■ **What needs to be done**
Rewrite the records below with every "Maintenance Work Rule" changed to "Inspection Schedule" and all other text left unchanged. Leave out the picture lines.

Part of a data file
———
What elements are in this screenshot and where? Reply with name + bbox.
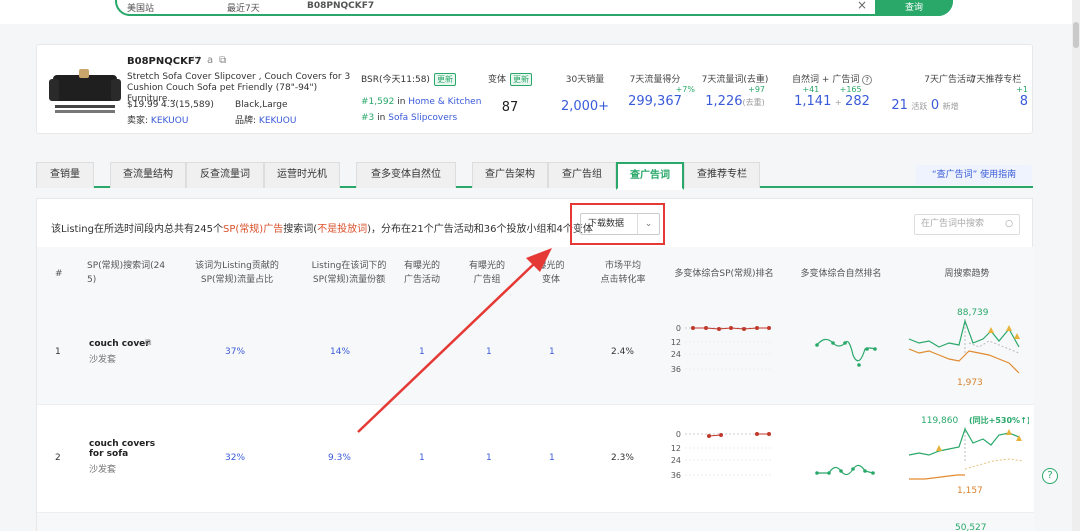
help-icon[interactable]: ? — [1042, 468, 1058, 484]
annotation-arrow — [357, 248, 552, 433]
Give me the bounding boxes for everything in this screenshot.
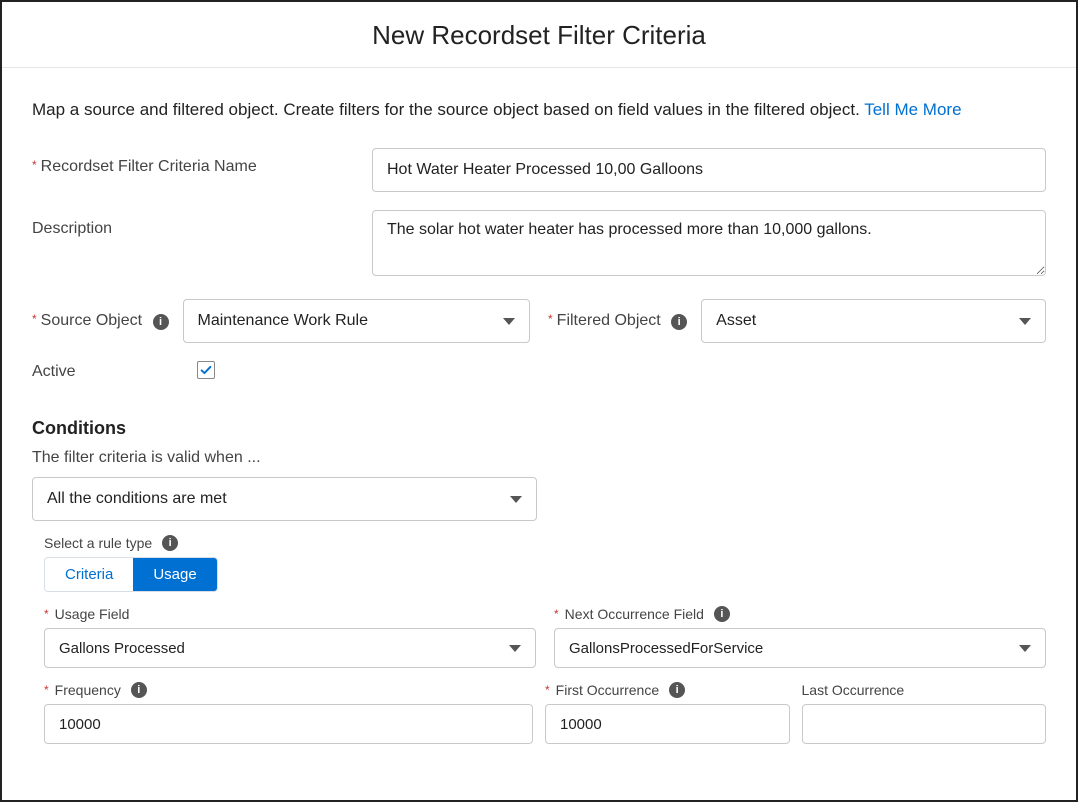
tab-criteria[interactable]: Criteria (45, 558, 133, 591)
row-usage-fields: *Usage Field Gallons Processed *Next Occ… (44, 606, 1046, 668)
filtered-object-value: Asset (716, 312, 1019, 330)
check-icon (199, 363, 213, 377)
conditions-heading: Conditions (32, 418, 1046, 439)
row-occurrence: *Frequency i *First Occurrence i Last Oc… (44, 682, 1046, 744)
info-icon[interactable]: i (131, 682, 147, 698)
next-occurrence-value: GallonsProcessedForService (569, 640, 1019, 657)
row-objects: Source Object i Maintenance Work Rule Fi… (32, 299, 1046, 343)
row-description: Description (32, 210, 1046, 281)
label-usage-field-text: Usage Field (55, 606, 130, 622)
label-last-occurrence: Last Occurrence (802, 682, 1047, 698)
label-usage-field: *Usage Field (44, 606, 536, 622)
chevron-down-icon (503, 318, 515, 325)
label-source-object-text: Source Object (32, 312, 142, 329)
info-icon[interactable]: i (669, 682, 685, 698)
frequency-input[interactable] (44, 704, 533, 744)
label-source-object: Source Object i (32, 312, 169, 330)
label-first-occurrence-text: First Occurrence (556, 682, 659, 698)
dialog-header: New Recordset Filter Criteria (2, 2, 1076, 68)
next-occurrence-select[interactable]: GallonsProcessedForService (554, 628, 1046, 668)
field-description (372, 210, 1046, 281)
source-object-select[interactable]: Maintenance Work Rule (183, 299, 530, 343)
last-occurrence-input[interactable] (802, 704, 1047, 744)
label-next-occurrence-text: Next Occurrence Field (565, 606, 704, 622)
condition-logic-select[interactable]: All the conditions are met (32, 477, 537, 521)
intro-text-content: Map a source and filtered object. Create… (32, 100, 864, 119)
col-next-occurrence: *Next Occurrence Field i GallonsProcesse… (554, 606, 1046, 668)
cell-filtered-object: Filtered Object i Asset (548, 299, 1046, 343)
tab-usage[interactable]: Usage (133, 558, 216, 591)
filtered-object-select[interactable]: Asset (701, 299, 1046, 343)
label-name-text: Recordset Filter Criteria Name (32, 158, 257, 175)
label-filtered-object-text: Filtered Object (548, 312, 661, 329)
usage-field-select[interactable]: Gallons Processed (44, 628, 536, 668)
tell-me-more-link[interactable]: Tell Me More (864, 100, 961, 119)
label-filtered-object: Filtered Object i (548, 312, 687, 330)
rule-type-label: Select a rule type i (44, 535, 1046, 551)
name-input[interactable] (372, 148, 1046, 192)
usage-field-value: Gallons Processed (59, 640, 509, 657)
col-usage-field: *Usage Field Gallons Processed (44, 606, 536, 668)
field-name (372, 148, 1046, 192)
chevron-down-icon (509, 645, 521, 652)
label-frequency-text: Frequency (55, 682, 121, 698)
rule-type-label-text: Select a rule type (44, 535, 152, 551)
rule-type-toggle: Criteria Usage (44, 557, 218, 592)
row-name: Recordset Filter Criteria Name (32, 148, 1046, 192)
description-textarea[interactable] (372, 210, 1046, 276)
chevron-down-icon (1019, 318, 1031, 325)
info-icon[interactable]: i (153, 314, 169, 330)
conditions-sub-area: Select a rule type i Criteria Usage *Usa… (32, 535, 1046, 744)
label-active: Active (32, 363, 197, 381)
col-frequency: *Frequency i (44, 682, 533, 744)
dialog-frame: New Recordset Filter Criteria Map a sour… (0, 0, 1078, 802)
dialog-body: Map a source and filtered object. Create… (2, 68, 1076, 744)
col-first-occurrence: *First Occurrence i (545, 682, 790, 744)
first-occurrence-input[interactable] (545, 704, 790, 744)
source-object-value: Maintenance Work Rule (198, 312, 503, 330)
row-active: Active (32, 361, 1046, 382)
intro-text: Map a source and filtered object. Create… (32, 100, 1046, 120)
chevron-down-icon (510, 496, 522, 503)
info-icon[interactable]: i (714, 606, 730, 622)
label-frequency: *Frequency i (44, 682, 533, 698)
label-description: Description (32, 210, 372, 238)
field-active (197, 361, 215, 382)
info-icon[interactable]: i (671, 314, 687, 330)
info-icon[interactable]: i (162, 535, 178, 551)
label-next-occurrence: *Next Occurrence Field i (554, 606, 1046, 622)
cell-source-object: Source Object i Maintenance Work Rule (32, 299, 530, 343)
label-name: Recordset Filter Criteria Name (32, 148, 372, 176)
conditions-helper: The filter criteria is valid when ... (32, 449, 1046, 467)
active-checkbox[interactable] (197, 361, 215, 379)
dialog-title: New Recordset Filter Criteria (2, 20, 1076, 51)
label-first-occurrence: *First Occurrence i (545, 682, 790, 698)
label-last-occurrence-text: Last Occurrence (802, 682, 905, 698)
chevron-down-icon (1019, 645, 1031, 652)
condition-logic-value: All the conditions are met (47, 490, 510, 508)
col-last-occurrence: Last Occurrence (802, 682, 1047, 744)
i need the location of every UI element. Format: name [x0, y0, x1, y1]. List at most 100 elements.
———
■ **Task response**
What elements are in this screenshot and where? Reply with name + bbox.
help-icon[interactable]: ? — [1042, 468, 1058, 484]
annotation-arrow — [357, 248, 552, 433]
Give me the bounding boxes for everything in this screenshot.
tab-criteria[interactable]: Criteria (45, 558, 133, 591)
row-usage-fields: *Usage Field Gallons Processed *Next Occ… (44, 606, 1046, 668)
filtered-object-value: Asset (716, 312, 1019, 330)
check-icon (199, 363, 213, 377)
conditions-heading: Conditions (32, 418, 1046, 439)
row-occurrence: *Frequency i *First Occurrence i Last Oc… (44, 682, 1046, 744)
info-icon[interactable]: i (131, 682, 147, 698)
next-occurrence-value: GallonsProcessedForService (569, 640, 1019, 657)
row-objects: Source Object i Inspection Schedule Fi… (32, 299, 1046, 343)
row-description: Description (32, 210, 1046, 281)
label-usage-field-text: Usage Field (55, 606, 130, 622)
label-last-occurrence: Last Occurrence (802, 682, 1047, 698)
label-usage-field: *Usage Field (44, 606, 536, 622)
chevron-down-icon (503, 318, 515, 325)
label-source-object-text: Source Object (32, 312, 142, 329)
info-icon[interactable]: i (669, 682, 685, 698)
frequency-input[interactable] (44, 704, 533, 744)
label-source-object: Source Object i (32, 312, 169, 330)
label-first-occurrence-text: First Occurrence (556, 682, 659, 698)
dialog-header: New Recordset Filter Criteria (2, 2, 1076, 68)
next-occurrence-select[interactable]: GallonsProcessedForService (554, 628, 1046, 668)
field-description (372, 210, 1046, 281)
source-object-select[interactable]: Inspection Schedule (183, 299, 530, 343)
last-occurrence-input[interactable] (802, 704, 1047, 744)
label-next-occurrence-text: Next Occurrence Field (565, 606, 704, 622)
condition-logic-select[interactable]: All the conditions are met (32, 477, 537, 521)
intro-text-content: Map a source and filtered object. Create… (32, 100, 864, 119)
col-next-occurrence: *Next Occurrence Field i GallonsProcesse… (554, 606, 1046, 668)
cell-filtered-object: Filtered Object i Asset (548, 299, 1046, 343)
tab-usage[interactable]: Usage (133, 558, 216, 591)
filtered-object-select[interactable]: Asset (701, 299, 1046, 343)
label-name-text: Recordset Filter Criteria Name (32, 158, 257, 175)
label-filtered-object-text: Filtered Object (548, 312, 661, 329)
usage-field-select[interactable]: Gallons Processed (44, 628, 536, 668)
tell-me-more-link[interactable]: Tell Me More (864, 100, 961, 119)
label-filtered-object: Filtered Object i (548, 312, 687, 330)
rule-type-label: Select a rule type i (44, 535, 1046, 551)
name-input[interactable] (372, 148, 1046, 192)
usage-field-value: Gallons Processed (59, 640, 509, 657)
col-usage-field: *Usage Field Gallons Processed (44, 606, 536, 668)
field-name (372, 148, 1046, 192)
chevron-down-icon (509, 645, 521, 652)
label-frequency-text: Frequency (55, 682, 121, 698)
rule-type-label-text: Select a rule type (44, 535, 152, 551)
rule-type-toggle: Criteria Usage (44, 557, 218, 592)
row-name: Recordset Filter Criteria Name (32, 148, 1046, 192)
description-textarea[interactable] (372, 210, 1046, 276)
chevron-down-icon (1019, 318, 1031, 325)
info-icon[interactable]: i (153, 314, 169, 330)
conditions-sub-area: Select a rule type i Criteria Usage *Usa… (32, 535, 1046, 744)
label-active: Active (32, 363, 197, 381)
col-frequency: *Frequency i (44, 682, 533, 744)
dialog-frame: New Recordset Filter Criteria Map a sour… (0, 0, 1078, 802)
dialog-body: Map a source and filtered object. Create… (2, 68, 1076, 744)
col-first-occurrence: *First Occurrence i (545, 682, 790, 744)
first-occurrence-input[interactable] (545, 704, 790, 744)
source-object-value: Inspection Schedule (198, 312, 503, 330)
row-active: Active (32, 361, 1046, 382)
intro-text: Map a source and filtered object. Create… (32, 100, 1046, 120)
chevron-down-icon (510, 496, 522, 503)
info-icon[interactable]: i (714, 606, 730, 622)
label-frequency: *Frequency i (44, 682, 533, 698)
label-description: Description (32, 210, 372, 238)
field-active (197, 361, 215, 382)
info-icon[interactable]: i (671, 314, 687, 330)
info-icon[interactable]: i (162, 535, 178, 551)
label-next-occurrence: *Next Occurrence Field i (554, 606, 1046, 622)
cell-source-object: Source Object i Inspection Schedule (32, 299, 530, 343)
label-name: Recordset Filter Criteria Name (32, 148, 372, 176)
conditions-helper: The filter criteria is valid when ... (32, 449, 1046, 467)
active-checkbox[interactable] (197, 361, 215, 379)
dialog-title: New Recordset Filter Criteria (2, 20, 1076, 51)
label-first-occurrence: *First Occurrence i (545, 682, 790, 698)
label-last-occurrence-text: Last Occurrence (802, 682, 905, 698)
chevron-down-icon (1019, 645, 1031, 652)
condition-logic-value: All the conditions are met (47, 490, 510, 508)
col-last-occurrence: Last Occurrence (802, 682, 1047, 744)
i need the location of every UI element. Format: name [x0, y0, x1, y1]. List at most 100 elements.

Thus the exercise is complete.